> _WHAT YOU SHOULD DO_
Copy each line of the entries that contains the word "Luxferre".

Figure dataset records
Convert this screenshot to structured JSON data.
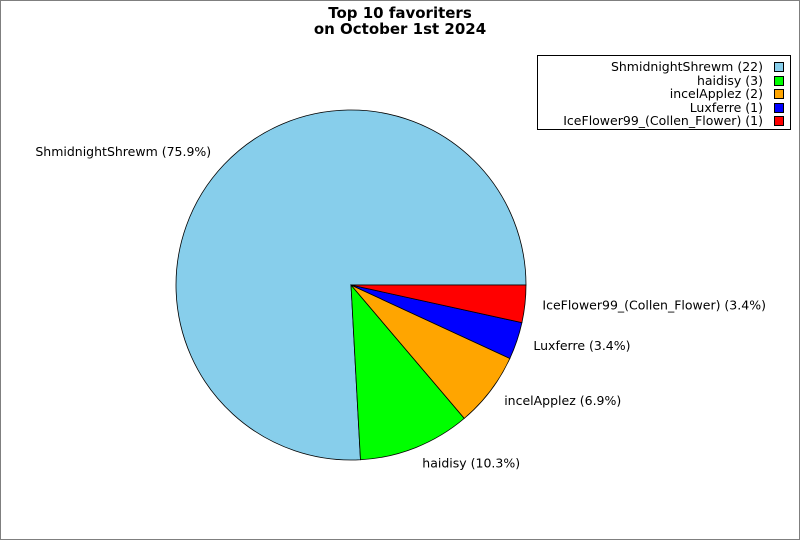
{
  "chart_data": {
    "type": "pie",
    "title_lines": [
      "Top 10 favoriters",
      "on October 1st 2024"
    ],
    "legend_position": "top-right",
    "slices": [
      {
        "name": "ShmidnightShrewm",
        "count": 22,
        "percent": 75.9,
        "color": "#87ceeb",
        "legend_text": "ShmidnightShrewm (22)",
        "label_text": "ShmidnightShrewm (75.9%)"
      },
      {
        "name": "haidisy",
        "count": 3,
        "percent": 10.3,
        "color": "#00ff00",
        "legend_text": "haidisy (3)",
        "label_text": "haidisy (10.3%)"
      },
      {
        "name": "incelApplez",
        "count": 2,
        "percent": 6.9,
        "color": "#ffa500",
        "legend_text": "incelApplez (2)",
        "label_text": "incelApplez (6.9%)"
      },
      {
        "name": "Luxferre",
        "count": 1,
        "percent": 3.4,
        "color": "#0000ff",
        "legend_text": "Luxferre (1)",
        "label_text": "Luxferre (3.4%)"
      },
      {
        "name": "IceFlower99_(Collen_Flower)",
        "count": 1,
        "percent": 3.4,
        "color": "#ff0000",
        "legend_text": "IceFlower99_(Collen_Flower) (1)",
        "label_text": "IceFlower99_(Collen_Flower) (3.4%)"
      }
    ]
  }
}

> _FULL OUTPUT_
        "name": "Luxferre",
        "legend_text": "Luxferre (1)",
        "label_text": "Luxferre (3.4%)"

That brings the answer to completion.